*Task*
Copy out all of the data exactly as it appears.

___ Information shown

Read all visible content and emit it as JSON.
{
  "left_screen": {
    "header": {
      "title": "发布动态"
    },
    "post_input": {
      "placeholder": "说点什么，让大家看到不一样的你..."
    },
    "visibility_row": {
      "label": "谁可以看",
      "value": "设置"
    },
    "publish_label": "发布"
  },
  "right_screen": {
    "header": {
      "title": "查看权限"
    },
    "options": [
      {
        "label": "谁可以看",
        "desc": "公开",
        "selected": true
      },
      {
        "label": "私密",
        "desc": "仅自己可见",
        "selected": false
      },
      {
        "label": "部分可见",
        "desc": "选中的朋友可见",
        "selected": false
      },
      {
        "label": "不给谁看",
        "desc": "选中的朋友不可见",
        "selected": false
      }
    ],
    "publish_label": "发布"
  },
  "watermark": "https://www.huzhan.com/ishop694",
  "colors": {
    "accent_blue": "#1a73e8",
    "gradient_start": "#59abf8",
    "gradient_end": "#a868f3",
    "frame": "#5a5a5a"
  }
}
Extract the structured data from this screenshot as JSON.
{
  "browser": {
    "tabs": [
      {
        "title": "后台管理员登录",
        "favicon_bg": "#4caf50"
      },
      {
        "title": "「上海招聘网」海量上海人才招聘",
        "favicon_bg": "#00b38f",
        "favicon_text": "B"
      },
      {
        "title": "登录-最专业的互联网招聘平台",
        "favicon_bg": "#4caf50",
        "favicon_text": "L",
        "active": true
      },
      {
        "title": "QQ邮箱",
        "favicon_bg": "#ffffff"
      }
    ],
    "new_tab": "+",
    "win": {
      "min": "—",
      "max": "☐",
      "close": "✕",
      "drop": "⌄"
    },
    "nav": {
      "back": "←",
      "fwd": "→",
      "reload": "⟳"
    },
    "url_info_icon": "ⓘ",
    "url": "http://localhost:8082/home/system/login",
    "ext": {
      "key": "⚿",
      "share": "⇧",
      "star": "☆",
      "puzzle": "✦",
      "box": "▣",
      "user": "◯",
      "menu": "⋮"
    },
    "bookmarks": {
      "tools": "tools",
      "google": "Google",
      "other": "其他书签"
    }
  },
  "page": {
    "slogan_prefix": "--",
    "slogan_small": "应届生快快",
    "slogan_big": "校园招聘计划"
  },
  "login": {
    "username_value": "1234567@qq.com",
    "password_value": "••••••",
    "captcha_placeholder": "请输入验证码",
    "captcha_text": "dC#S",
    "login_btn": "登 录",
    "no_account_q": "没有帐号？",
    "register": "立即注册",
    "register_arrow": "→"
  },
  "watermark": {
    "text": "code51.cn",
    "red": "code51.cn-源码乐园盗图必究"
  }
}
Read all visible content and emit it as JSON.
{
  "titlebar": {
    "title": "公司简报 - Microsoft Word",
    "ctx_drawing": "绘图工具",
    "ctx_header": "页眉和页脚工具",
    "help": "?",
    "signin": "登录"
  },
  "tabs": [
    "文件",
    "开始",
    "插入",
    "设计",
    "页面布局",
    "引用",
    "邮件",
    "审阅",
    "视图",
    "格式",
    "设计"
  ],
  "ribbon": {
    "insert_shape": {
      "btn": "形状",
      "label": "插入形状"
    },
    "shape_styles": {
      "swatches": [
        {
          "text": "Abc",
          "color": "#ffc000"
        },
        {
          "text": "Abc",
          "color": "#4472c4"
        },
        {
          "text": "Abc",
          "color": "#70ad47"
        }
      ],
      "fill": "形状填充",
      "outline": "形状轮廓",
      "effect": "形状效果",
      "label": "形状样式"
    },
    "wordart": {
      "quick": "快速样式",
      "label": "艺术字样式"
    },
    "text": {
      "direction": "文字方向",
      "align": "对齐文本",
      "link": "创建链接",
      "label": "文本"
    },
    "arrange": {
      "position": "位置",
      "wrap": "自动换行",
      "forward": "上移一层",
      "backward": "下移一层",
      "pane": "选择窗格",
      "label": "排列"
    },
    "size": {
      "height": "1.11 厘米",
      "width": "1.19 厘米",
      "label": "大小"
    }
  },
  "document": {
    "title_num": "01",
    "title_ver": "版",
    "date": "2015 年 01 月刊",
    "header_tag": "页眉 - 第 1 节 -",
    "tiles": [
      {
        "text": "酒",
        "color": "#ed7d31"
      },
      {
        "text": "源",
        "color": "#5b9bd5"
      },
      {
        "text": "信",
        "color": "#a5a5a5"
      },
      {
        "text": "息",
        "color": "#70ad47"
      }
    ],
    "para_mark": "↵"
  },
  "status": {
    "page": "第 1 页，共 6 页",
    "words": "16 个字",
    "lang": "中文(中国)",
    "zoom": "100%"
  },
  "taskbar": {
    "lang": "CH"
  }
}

______

*Result of this task*
Read all visible content and emit it as JSON.
{
  "left_screen": {
    "header": {
      "title": "发布动态"
    },
    "post_input": {
      "placeholder": "说点什么，让大家看到不一样的你..."
    },
    "visibility_row": {
      "label": "谁可以看",
      "value": "设置"
    },
    "publish_label": "发布"
  },
  "right_screen": {
    "header": {
      "title": "查看权限"
    },
    "options": [
      {
        "label": "谁可以看",
        "desc": "公开",
        "selected": true
      },
      {
        "label": "私密",
        "desc": "仅自己可见",
        "selected": false
      },
      {
        "label": "部分可见",
        "desc": "选中的朋友可见",
        "selected": false
      },
      {
        "label": "不给谁看",
        "desc": "选中的朋友不可见",
        "selected": false
      }
    ],
    "publish_label": "发布"
  },
  "watermark": "https://www.huzhan.com/ishop694",
  "colors": {
    "accent_blue": "#1a73e8",
    "gradient_start": "#59abf8",
    "gradient_end": "#a868f3",
    "frame": "#5a5a5a"
  }
}
Extract the structured data from this screenshot as JSON.
{
  "browser": {
    "tabs": [
      {
        "title": "后台管理员登录",
        "favicon_bg": "#4caf50"
      },
      {
        "title": "「上海招聘网」海量上海人才招聘",
        "favicon_bg": "#00b38f",
        "favicon_text": "B"
      },
      {
        "title": "登录-最专业的互联网招聘平台",
        "favicon_bg": "#4caf50",
        "favicon_text": "L",
        "active": true
      },
      {
        "title": "QQ邮箱",
        "favicon_bg": "#ffffff"
      }
    ],
    "new_tab": "+",
    "win": {
      "min": "—",
      "max": "☐",
      "close": "✕",
      "drop": "⌄"
    },
    "nav": {
      "back": "←",
      "fwd": "→",
      "reload": "⟳"
    },
    "url_info_icon": "ⓘ",
    "url": "http://localhost:8082/home/system/login",
    "ext": {
      "key": "⚿",
      "share": "⇧",
      "star": "☆",
      "puzzle": "✦",
      "box": "▣",
      "user": "◯",
      "menu": "⋮"
    },
    "bookmarks": {
      "tools": "tools",
      "google": "Google",
      "other": "其他书签"
    }
  },
  "page": {
    "slogan_prefix": "--",
    "slogan_small": "应届生快快",
    "slogan_big": "校园招聘计划"
  },
  "login": {
    "username_value": "1234567@qq.com",
    "password_value": "••••••",
    "captcha_placeholder": "请输入验证码",
    "captcha_text": "dC#S",
    "login_btn": "登 录",
    "no_account_q": "没有帐号？",
    "register": "立即注册",
    "register_arrow": "→"
  },
  "watermark": {
    "text": "code51.cn",
    "red": "code51.cn-源码乐园盗图必究"
  }
}
Read all visible content and emit it as JSON.
{
  "titlebar": {
    "title": "公司简报 - Microsoft Word",
    "ctx_drawing": "绘图工具",
    "ctx_header": "页眉和页脚工具",
    "help": "?",
    "signin": "登录"
  },
  "tabs": [
    "文件",
    "开始",
    "插入",
    "设计",
    "页面布局",
    "引用",
    "邮件",
    "审阅",
    "视图",
    "格式",
    "设计"
  ],
  "ribbon": {
    "insert_shape": {
      "btn": "形状",
      "label": "插入形状"
    },
    "shape_styles": {
      "swatches": [
        {
          "text": "Abc",
          "color": "#ffc000"
        },
        {
          "text": "Abc",
          "color": "#4472c4"
        },
        {
          "text": "Abc",
          "color": "#70ad47"
        }
      ],
      "fill": "形状填充",
      "outline": "形状轮廓",
      "effect": "形状效果",
      "label": "形状样式"
    },
    "wordart": {
      "quick": "快速样式",
      "label": "艺术字样式"
    },
    "text": {
      "direction": "文字方向",
      "align": "对齐文本",
      "link": "创建链接",
      "label": "文本"
    },
    "arrange": {
      "position": "位置",
      "wrap": "自动换行",
      "forward": "上移一层",
      "backward": "下移一层",
      "pane": "选择窗格",
      "label": "排列"
    },
    "size": {
      "height": "1.11 厘米",
      "width": "1.19 厘米",
      "label": "大小"
    }
  },
  "document": {
    "title_num": "01",
    "title_ver": "版",
    "date": "2015 年 01 月刊",
    "header_tag": "页眉 - 第 1 节 -",
    "tiles": [
      {
        "text": "酒",
        "color": "#ed7d31"
      },
      {
        "text": "源",
        "color": "#5b9bd5"
      },
      {
        "text": "信",
        "color": "#a5a5a5"
      },
      {
        "text": "息",
        "color": "#70ad47"
      }
    ],
    "para_mark": "↵"
  },
  "status": {
    "page": "第 1 页，共 6 页",
    "words": "16 个字",
    "lang": "中文(中国)",
    "zoom": "100%"
  },
  "taskbar": {
    "lang": "CH"
  }
}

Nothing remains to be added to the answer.